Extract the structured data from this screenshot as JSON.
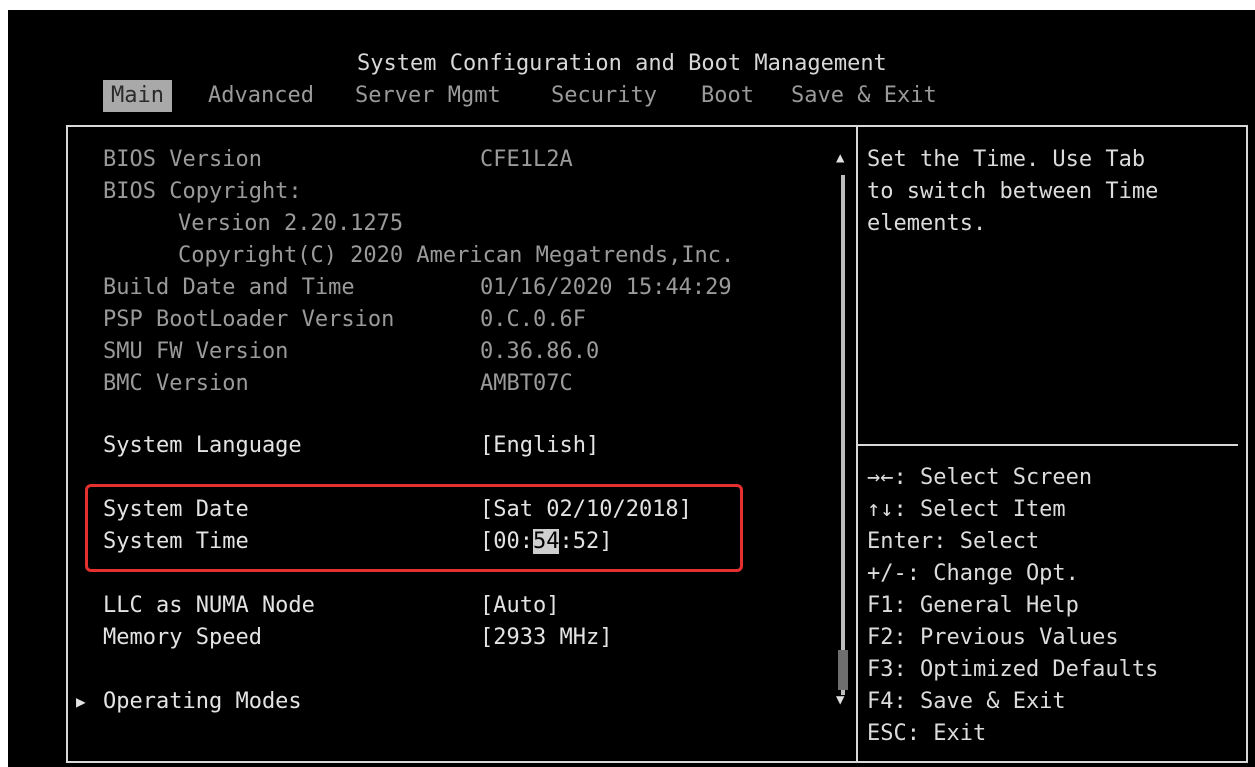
{
  "header": {
    "title": "System Configuration and Boot Management"
  },
  "tabs": [
    {
      "label": "Main",
      "active": true
    },
    {
      "label": "Advanced"
    },
    {
      "label": "Server Mgmt"
    },
    {
      "label": "Security"
    },
    {
      "label": "Boot"
    },
    {
      "label": "Save & Exit"
    }
  ],
  "info": {
    "bios_version_label": "BIOS Version",
    "bios_version_value": "CFE1L2A",
    "bios_copyright_label": "BIOS Copyright:",
    "version_line": "Version 2.20.1275",
    "copyright_line": "Copyright(C) 2020 American Megatrends,Inc.",
    "build_label": "Build Date and Time",
    "build_value": "01/16/2020 15:44:29",
    "psp_label": "PSP BootLoader Version",
    "psp_value": "0.C.0.6F",
    "smu_label": "SMU FW Version",
    "smu_value": "0.36.86.0",
    "bmc_label": "BMC Version",
    "bmc_value": "AMBT07C"
  },
  "settings": {
    "language_label": "System Language",
    "language_value": "[English]",
    "date_label": "System Date",
    "date_value": "[Sat 02/10/2018]",
    "time_label": "System Time",
    "time_prefix": "[00:",
    "time_selected": "54",
    "time_suffix": ":52]",
    "llc_label": "LLC as NUMA Node",
    "llc_value": "[Auto]",
    "mem_label": "Memory Speed",
    "mem_value": "[2933 MHz]",
    "op_modes_label": "Operating Modes"
  },
  "help": {
    "line1": "Set the Time. Use Tab",
    "line2": "to switch between Time",
    "line3": "elements."
  },
  "keys": [
    "→←: Select Screen",
    "↑↓: Select Item",
    "Enter: Select",
    "+/-: Change Opt.",
    "F1: General Help",
    "F2: Previous Values",
    "F3: Optimized Defaults",
    "F4: Save & Exit",
    "ESC: Exit"
  ],
  "colors": {
    "highlight_border": "#e53030",
    "active_tab_bg": "#a9a9a9"
  },
  "icons": {
    "submenu": "triangle-right-icon",
    "scroll_up": "triangle-up-icon",
    "scroll_down": "triangle-down-icon"
  }
}
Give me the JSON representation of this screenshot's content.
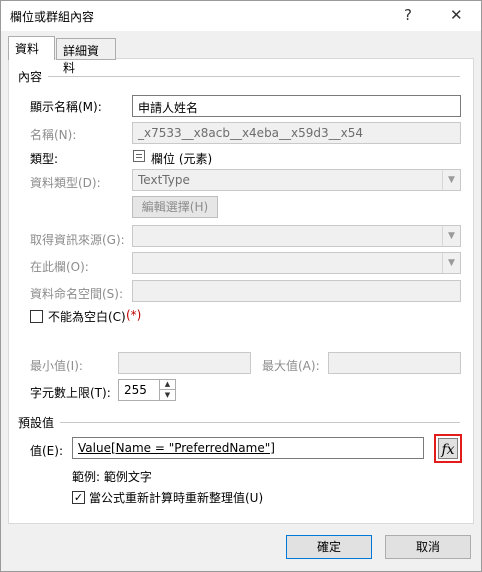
{
  "window": {
    "title": "欄位或群組內容",
    "help_glyph": "?",
    "close_glyph": "✕"
  },
  "tabs": [
    {
      "label": "資料"
    },
    {
      "label": "詳細資料"
    }
  ],
  "content_group": {
    "title": "內容"
  },
  "fields": {
    "display_name_label": "顯示名稱(M):",
    "display_name_value": "申請人姓名",
    "name_label": "名稱(N):",
    "name_value": "_x7533__x8acb__x4eba__x59d3__x54",
    "type_label": "類型:",
    "type_value": "欄位 (元素)",
    "data_type_label": "資料類型(D):",
    "data_type_value": "TextType",
    "edit_choices_button": "編輯選擇(H)",
    "get_info_label": "取得資訊來源(G):",
    "in_field_label": "在此欄(O):",
    "namespace_label": "資料命名空間(S):",
    "cannot_be_blank_label": "不能為空白(C)",
    "cannot_be_blank_checked": false,
    "required_mark": "(*)",
    "min_label": "最小值(I):",
    "max_label": "最大值(A):",
    "max_chars_label": "字元數上限(T):",
    "max_chars_value": "255"
  },
  "default_group": {
    "title": "預設值",
    "value_label": "值(E):",
    "value_text": "Value[Name = \"PreferredName\"]",
    "fx_label": "fx",
    "example_text": "範例: 範例文字",
    "recalc_label": "當公式重新計算時重新整理值(U)",
    "recalc_checked": true
  },
  "footer": {
    "ok_label": "確定",
    "cancel_label": "取消"
  },
  "colors": {
    "highlight_border": "#e21b1b",
    "focus_border": "#0078d7"
  }
}
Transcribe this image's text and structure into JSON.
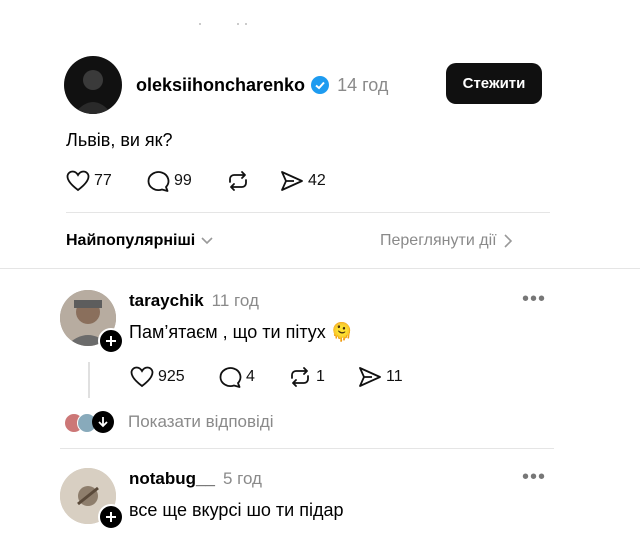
{
  "post": {
    "author": "oleksiihoncharenko",
    "time": "14 год",
    "follow_label": "Стежити",
    "text": "Львів, ви як?",
    "stats": {
      "likes": "77",
      "comments": "99",
      "shares": "42"
    }
  },
  "sort": {
    "label": "Найпопулярніші",
    "view_activity": "Переглянути дії"
  },
  "comments": [
    {
      "author": "taraychik",
      "time": "11 год",
      "text": "Пам’ятаєм , що ти пітух 🫠",
      "stats": {
        "likes": "925",
        "replies": "4",
        "reposts": "1",
        "shares": "11"
      },
      "show_replies": "Показати відповіді"
    },
    {
      "author": "notabug__",
      "time": "5 год",
      "text": "все ще вкурсі шо ти підар"
    }
  ],
  "colors": {
    "verified": "#1d9bf0",
    "button_bg": "#101010",
    "muted": "#8a8a8a"
  }
}
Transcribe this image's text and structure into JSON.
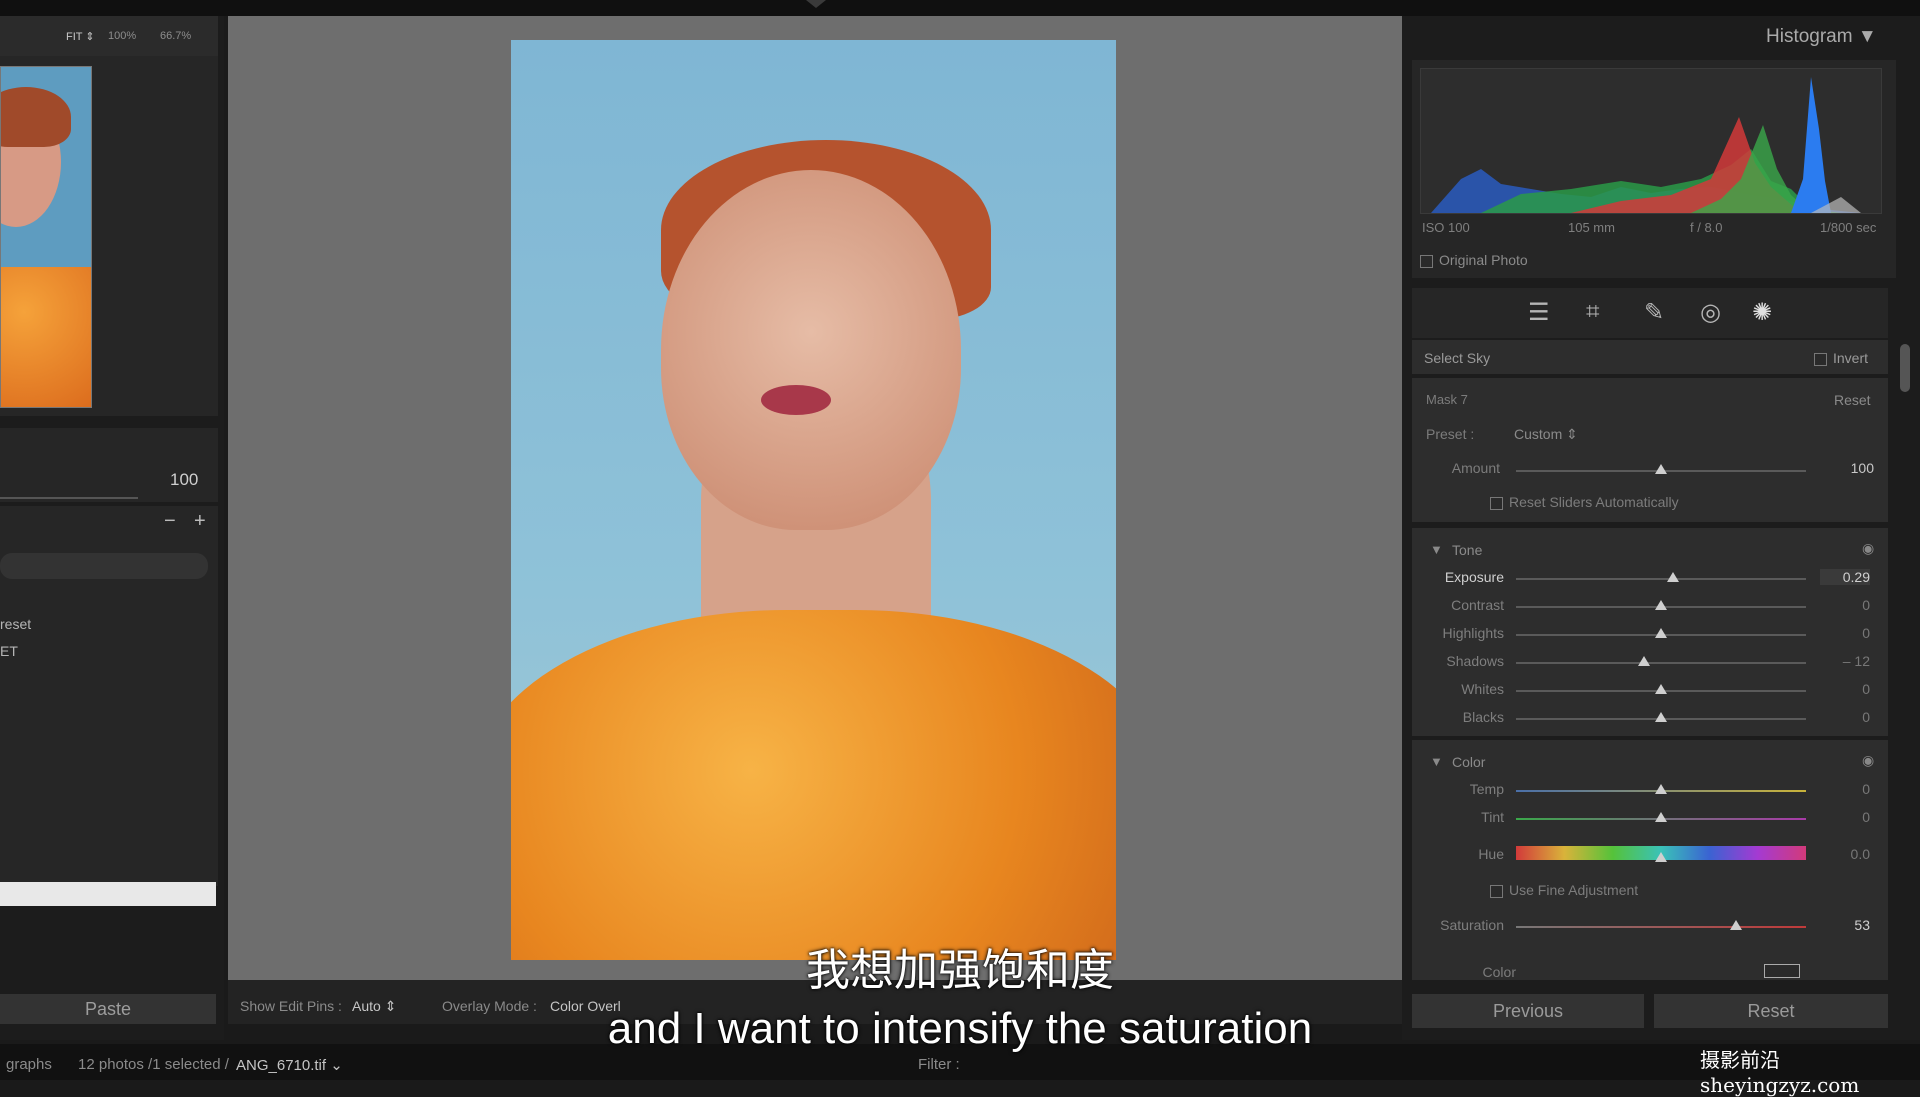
{
  "navigator": {
    "fit": "FIT ⇕",
    "z100": "100%",
    "z66": "66.7%",
    "amount_value": "100",
    "minus": "−",
    "plus": "+",
    "preset_item1": "reset",
    "preset_item2": "ET",
    "paste": "Paste"
  },
  "center_toolbar": {
    "show_edit_pins_label": "Show Edit Pins :",
    "show_edit_pins_value": "Auto ⇕",
    "overlay_mode_label": "Overlay Mode :",
    "overlay_mode_value": "Color Overl"
  },
  "histogram": {
    "title": "Histogram ▼",
    "iso": "ISO 100",
    "focal": "105 mm",
    "aperture": "f / 8.0",
    "shutter": "1/800 sec",
    "original_photo": "Original Photo"
  },
  "mask": {
    "select_sky": "Select Sky",
    "invert": "Invert",
    "mask_name": "Mask 7",
    "reset": "Reset",
    "preset_label": "Preset :",
    "preset_value": "Custom ⇕",
    "amount_label": "Amount",
    "amount_value": "100",
    "amount_pos": 0.5,
    "reset_sliders": "Reset Sliders Automatically"
  },
  "tone": {
    "title": "Tone",
    "sliders": [
      {
        "label": "Exposure",
        "value": "0.29",
        "pos": 0.54
      },
      {
        "label": "Contrast",
        "value": "0",
        "pos": 0.5
      },
      {
        "label": "Highlights",
        "value": "0",
        "pos": 0.5
      },
      {
        "label": "Shadows",
        "value": "– 12",
        "pos": 0.44
      },
      {
        "label": "Whites",
        "value": "0",
        "pos": 0.5
      },
      {
        "label": "Blacks",
        "value": "0",
        "pos": 0.5
      }
    ]
  },
  "color": {
    "title": "Color",
    "temp": {
      "label": "Temp",
      "value": "0",
      "pos": 0.5
    },
    "tint": {
      "label": "Tint",
      "value": "0",
      "pos": 0.5
    },
    "hue": {
      "label": "Hue",
      "value": "0.0",
      "pos": 0.5
    },
    "fine_adjustment": "Use Fine Adjustment",
    "saturation": {
      "label": "Saturation",
      "value": "53",
      "pos": 0.76
    },
    "color_label": "Color"
  },
  "buttons": {
    "previous": "Previous",
    "reset": "Reset"
  },
  "filmstrip": {
    "source": "graphs",
    "count": "12 photos /1 selected /",
    "filename": "ANG_6710.tif ⌄",
    "filter": "Filter :"
  },
  "subtitles": {
    "zh": "我想加强饱和度",
    "en": "and I want to intensify the saturation"
  },
  "watermark": "摄影前沿 sheyingzyz.com"
}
· · ·
Print out the whole of the material word for word, without pictures.

RESULT OF THIS TASK:
Extract the structured data from this screenshot as JSON.
{
  "header": {
    "title": "System Configuration and Boot Management"
  },
  "tabs": [
    {
      "label": "Main",
      "active": true
    },
    {
      "label": "Advanced"
    },
    {
      "label": "Server Mgmt"
    },
    {
      "label": "Security"
    },
    {
      "label": "Boot"
    },
    {
      "label": "Save & Exit"
    }
  ],
  "info": {
    "bios_version_label": "BIOS Version",
    "bios_version_value": "CFE1L2A",
    "bios_copyright_label": "BIOS Copyright:",
    "version_line": "Version 2.20.1275",
    "copyright_line": "Copyright(C) 2020 American Megatrends,Inc.",
    "build_label": "Build Date and Time",
    "build_value": "01/16/2020 15:44:29",
    "psp_label": "PSP BootLoader Version",
    "psp_value": "0.C.0.6F",
    "smu_label": "SMU FW Version",
    "smu_value": "0.36.86.0",
    "bmc_label": "BMC Version",
    "bmc_value": "AMBT07C"
  },
  "settings": {
    "language_label": "System Language",
    "language_value": "[English]",
    "date_label": "System Date",
    "date_value": "[Sat 02/10/2018]",
    "time_label": "System Time",
    "time_prefix": "[00:",
    "time_selected": "54",
    "time_suffix": ":52]",
    "llc_label": "LLC as NUMA Node",
    "llc_value": "[Auto]",
    "mem_label": "Memory Speed",
    "mem_value": "[2933 MHz]",
    "op_modes_label": "Operating Modes"
  },
  "help": {
    "line1": "Set the Time. Use Tab",
    "line2": "to switch between Time",
    "line3": "elements."
  },
  "keys": [
    "→←: Select Screen",
    "↑↓: Select Item",
    "Enter: Select",
    "+/-: Change Opt.",
    "F1: General Help",
    "F2: Previous Values",
    "F3: Optimized Defaults",
    "F4: Save & Exit",
    "ESC: Exit"
  ],
  "colors": {
    "highlight_border": "#e53030",
    "active_tab_bg": "#a9a9a9"
  },
  "icons": {
    "submenu": "triangle-right-icon",
    "scroll_up": "triangle-up-icon",
    "scroll_down": "triangle-down-icon"
  }
}
Give me the JSON representation of this screenshot's content.
{
  "window": {
    "title": "欄位或群組內容",
    "help_glyph": "?",
    "close_glyph": "✕"
  },
  "tabs": [
    {
      "label": "資料"
    },
    {
      "label": "詳細資料"
    }
  ],
  "content_group": {
    "title": "內容"
  },
  "fields": {
    "display_name_label": "顯示名稱(M):",
    "display_name_value": "申請人姓名",
    "name_label": "名稱(N):",
    "name_value": "_x7533__x8acb__x4eba__x59d3__x54",
    "type_label": "類型:",
    "type_value": "欄位 (元素)",
    "data_type_label": "資料類型(D):",
    "data_type_value": "TextType",
    "edit_choices_button": "編輯選擇(H)",
    "get_info_label": "取得資訊來源(G):",
    "in_field_label": "在此欄(O):",
    "namespace_label": "資料命名空間(S):",
    "cannot_be_blank_label": "不能為空白(C)",
    "cannot_be_blank_checked": false,
    "required_mark": "(*)",
    "min_label": "最小值(I):",
    "max_label": "最大值(A):",
    "max_chars_label": "字元數上限(T):",
    "max_chars_value": "255"
  },
  "default_group": {
    "title": "預設值",
    "value_label": "值(E):",
    "value_text": "Value[Name = \"PreferredName\"]",
    "fx_label": "fx",
    "example_text": "範例: 範例文字",
    "recalc_label": "當公式重新計算時重新整理值(U)",
    "recalc_checked": true
  },
  "footer": {
    "ok_label": "確定",
    "cancel_label": "取消"
  },
  "colors": {
    "highlight_border": "#e21b1b",
    "focus_border": "#0078d7"
  }
}
Transcribe this image's text and structure into JSON.
{
  "post": {
    "author": "oleksiihoncharenko",
    "time": "14 год",
    "follow_label": "Стежити",
    "text": "Львів, ви як?",
    "stats": {
      "likes": "77",
      "comments": "99",
      "shares": "42"
    }
  },
  "sort": {
    "label": "Найпопулярніші",
    "view_activity": "Переглянути дії"
  },
  "comments": [
    {
      "author": "taraychik",
      "time": "11 год",
      "text": "Пам’ятаєм , що ти пітух 🫠",
      "stats": {
        "likes": "925",
        "replies": "4",
        "reposts": "1",
        "shares": "11"
      },
      "show_replies": "Показати відповіді"
    },
    {
      "author": "notabug__",
      "time": "5 год",
      "text": "все ще вкурсі шо ти підар"
    }
  ],
  "colors": {
    "verified": "#1d9bf0",
    "button_bg": "#101010",
    "muted": "#8a8a8a"
  }
}
Transcribe this image's text and structure into JSON.
{
  "navigator": {
    "fit": "FIT ⇕",
    "z100": "100%",
    "z66": "66.7%",
    "amount_value": "100",
    "minus": "−",
    "plus": "+",
    "preset_item1": "reset",
    "preset_item2": "ET",
    "paste": "Paste"
  },
  "center_toolbar": {
    "show_edit_pins_label": "Show Edit Pins :",
    "show_edit_pins_value": "Auto ⇕",
    "overlay_mode_label": "Overlay Mode :",
    "overlay_mode_value": "Color Overl"
  },
  "histogram": {
    "title": "Histogram ▼",
    "iso": "ISO 100",
    "focal": "105 mm",
    "aperture": "f / 8.0",
    "shutter": "1/800 sec",
    "original_photo": "Original Photo"
  },
  "mask": {
    "select_sky": "Select Sky",
    "invert": "Invert",
    "mask_name": "Mask 7",
    "reset": "Reset",
    "preset_label": "Preset :",
    "preset_value": "Custom ⇕",
    "amount_label": "Amount",
    "amount_value": "100",
    "amount_pos": 0.5,
    "reset_sliders": "Reset Sliders Automatically"
  },
  "tone": {
    "title": "Tone",
    "sliders": [
      {
        "label": "Exposure",
        "value": "0.29",
        "pos": 0.54
      },
      {
        "label": "Contrast",
        "value": "0",
        "pos": 0.5
      },
      {
        "label": "Highlights",
        "value": "0",
        "pos": 0.5
      },
      {
        "label": "Shadows",
        "value": "– 12",
        "pos": 0.44
      },
      {
        "label": "Whites",
        "value": "0",
        "pos": 0.5
      },
      {
        "label": "Blacks",
        "value": "0",
        "pos": 0.5
      }
    ]
  },
  "color": {
    "title": "Color",
    "temp": {
      "label": "Temp",
      "value": "0",
      "pos": 0.5
    },
    "tint": {
      "label": "Tint",
      "value": "0",
      "pos": 0.5
    },
    "hue": {
      "label": "Hue",
      "value": "0.0",
      "pos": 0.5
    },
    "fine_adjustment": "Use Fine Adjustment",
    "saturation": {
      "label": "Saturation",
      "value": "53",
      "pos": 0.76
    },
    "color_label": "Color"
  },
  "buttons": {
    "previous": "Previous",
    "reset": "Reset"
  },
  "filmstrip": {
    "source": "graphs",
    "count": "12 photos /1 selected /",
    "filename": "ANG_6710.tif ⌄",
    "filter": "Filter :"
  },
  "subtitles": {
    "zh": "我想加强饱和度",
    "en": "and I want to intensify the saturation"
  },
  "watermark": "摄影前沿 sheyingzyz.com"
}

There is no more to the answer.